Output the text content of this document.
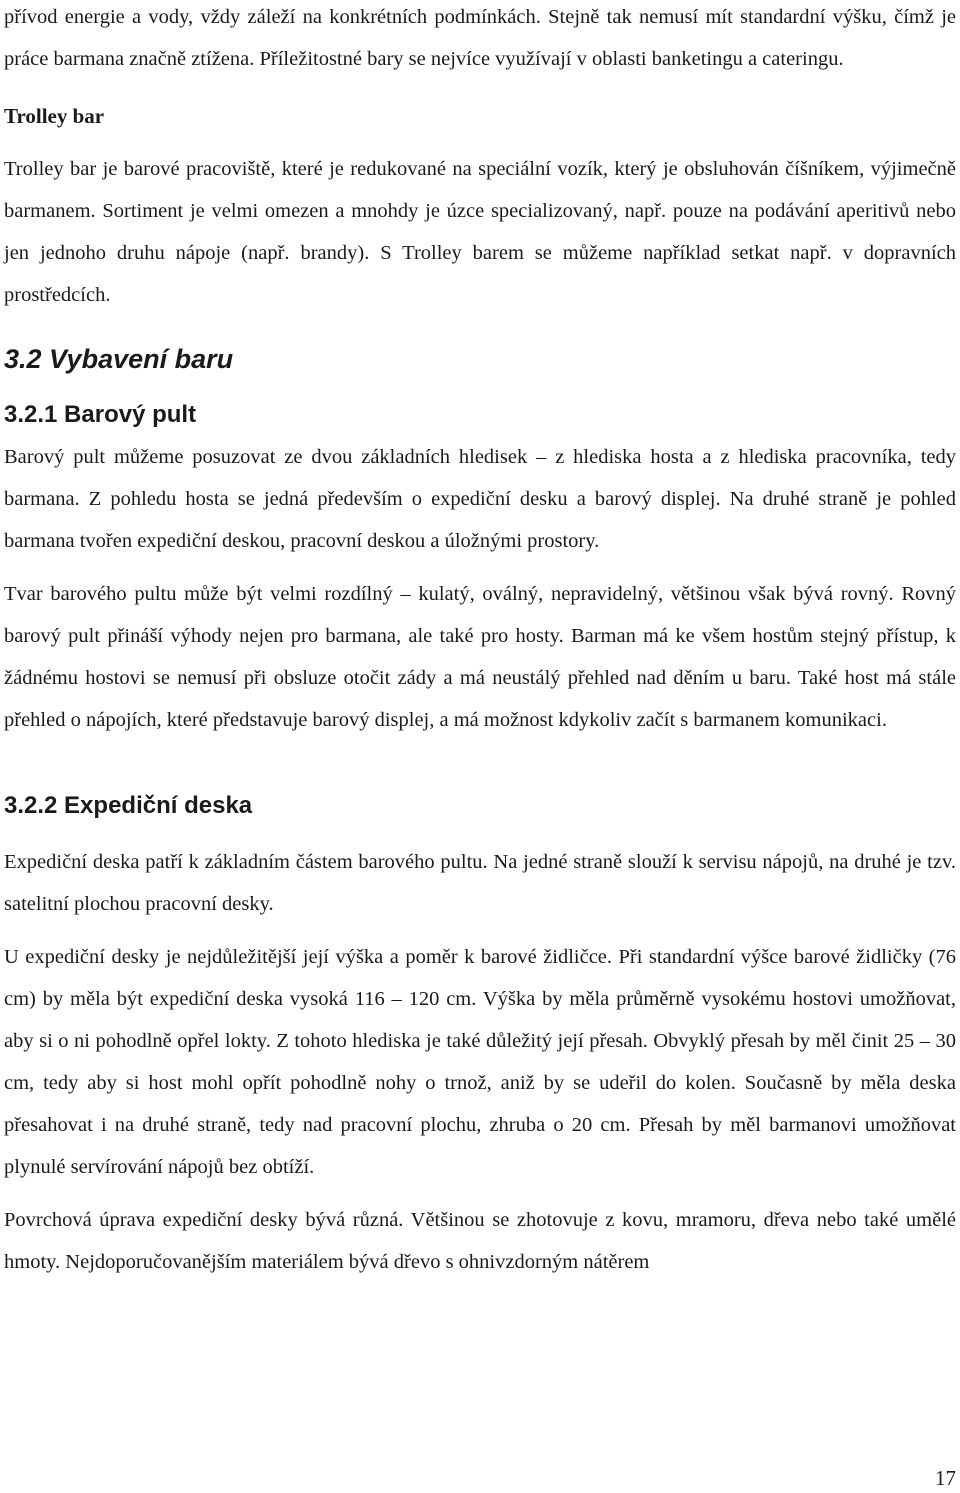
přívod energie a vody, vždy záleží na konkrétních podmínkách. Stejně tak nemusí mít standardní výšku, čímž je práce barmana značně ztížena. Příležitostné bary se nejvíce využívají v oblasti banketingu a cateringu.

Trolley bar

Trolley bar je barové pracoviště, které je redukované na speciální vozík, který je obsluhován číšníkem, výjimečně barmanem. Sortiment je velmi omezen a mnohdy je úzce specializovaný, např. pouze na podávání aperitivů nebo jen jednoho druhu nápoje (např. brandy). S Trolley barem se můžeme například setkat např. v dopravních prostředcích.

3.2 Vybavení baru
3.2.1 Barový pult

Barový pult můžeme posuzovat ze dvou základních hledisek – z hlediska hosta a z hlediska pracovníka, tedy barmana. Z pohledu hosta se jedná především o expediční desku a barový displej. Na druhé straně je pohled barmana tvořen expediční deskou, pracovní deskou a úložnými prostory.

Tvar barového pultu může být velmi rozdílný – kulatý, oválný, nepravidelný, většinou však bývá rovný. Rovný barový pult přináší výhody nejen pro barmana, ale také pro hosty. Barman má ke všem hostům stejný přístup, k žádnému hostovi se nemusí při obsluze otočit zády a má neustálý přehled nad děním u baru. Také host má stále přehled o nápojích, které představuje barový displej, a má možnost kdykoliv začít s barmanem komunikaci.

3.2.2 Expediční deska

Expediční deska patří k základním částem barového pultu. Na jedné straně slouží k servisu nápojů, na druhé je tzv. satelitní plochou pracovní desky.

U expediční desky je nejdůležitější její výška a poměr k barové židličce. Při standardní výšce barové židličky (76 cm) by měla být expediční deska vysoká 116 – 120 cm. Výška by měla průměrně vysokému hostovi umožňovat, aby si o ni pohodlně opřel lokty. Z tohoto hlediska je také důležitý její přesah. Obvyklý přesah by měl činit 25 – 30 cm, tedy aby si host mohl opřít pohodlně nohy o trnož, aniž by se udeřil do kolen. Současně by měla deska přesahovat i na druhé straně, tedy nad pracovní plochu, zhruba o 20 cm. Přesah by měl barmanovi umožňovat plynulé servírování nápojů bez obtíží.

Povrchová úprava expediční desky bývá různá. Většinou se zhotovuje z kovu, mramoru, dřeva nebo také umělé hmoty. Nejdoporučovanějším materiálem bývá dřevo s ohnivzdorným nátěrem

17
================
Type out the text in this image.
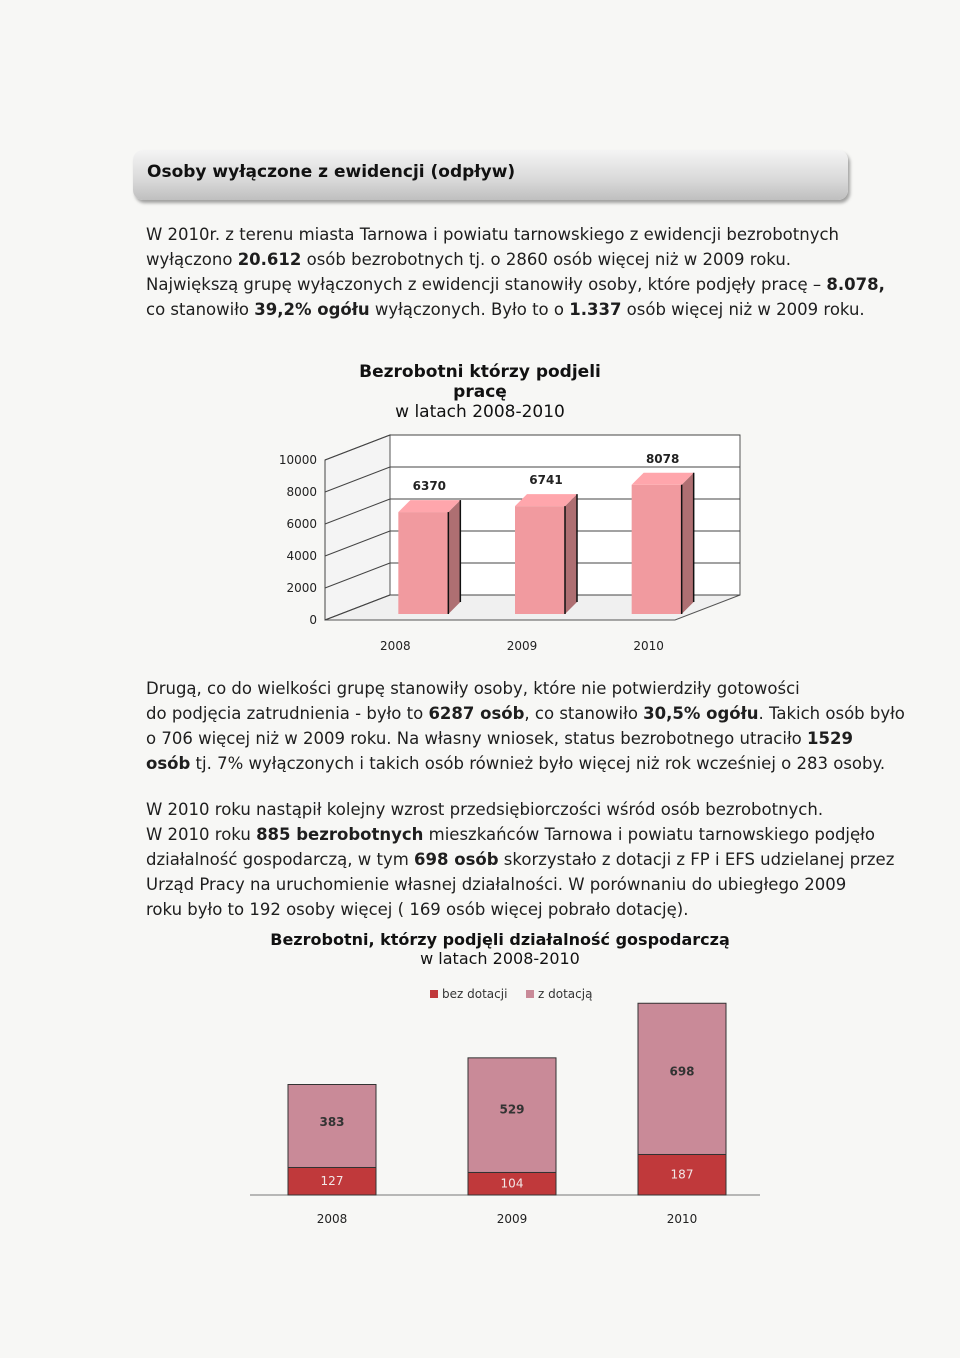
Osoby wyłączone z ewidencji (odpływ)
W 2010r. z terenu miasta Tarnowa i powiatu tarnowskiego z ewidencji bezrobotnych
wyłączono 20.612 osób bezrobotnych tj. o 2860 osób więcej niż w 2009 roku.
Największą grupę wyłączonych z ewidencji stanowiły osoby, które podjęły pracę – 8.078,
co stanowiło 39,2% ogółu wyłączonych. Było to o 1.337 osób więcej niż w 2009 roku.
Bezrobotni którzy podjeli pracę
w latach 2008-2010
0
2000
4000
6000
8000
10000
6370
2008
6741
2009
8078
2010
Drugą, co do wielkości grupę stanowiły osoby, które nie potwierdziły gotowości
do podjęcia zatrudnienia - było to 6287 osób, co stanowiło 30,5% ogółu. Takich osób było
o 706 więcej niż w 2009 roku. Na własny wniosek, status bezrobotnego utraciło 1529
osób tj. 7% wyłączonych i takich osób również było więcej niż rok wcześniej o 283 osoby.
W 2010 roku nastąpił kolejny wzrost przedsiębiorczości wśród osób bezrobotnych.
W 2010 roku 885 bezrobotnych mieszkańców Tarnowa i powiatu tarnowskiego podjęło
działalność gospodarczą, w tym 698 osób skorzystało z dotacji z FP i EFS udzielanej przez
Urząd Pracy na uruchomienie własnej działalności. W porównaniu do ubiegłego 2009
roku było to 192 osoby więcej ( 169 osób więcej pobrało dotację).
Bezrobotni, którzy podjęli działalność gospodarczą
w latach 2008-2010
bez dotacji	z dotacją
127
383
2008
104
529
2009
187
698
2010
================
[Set problem] Reproduce each line of the material containing the word "pracę".

[Solved exercise]
Największą grupę wyłączonych z ewidencji stanowiły osoby, które podjęły pracę – 8.078,
Bezrobotni którzy podjeli pracę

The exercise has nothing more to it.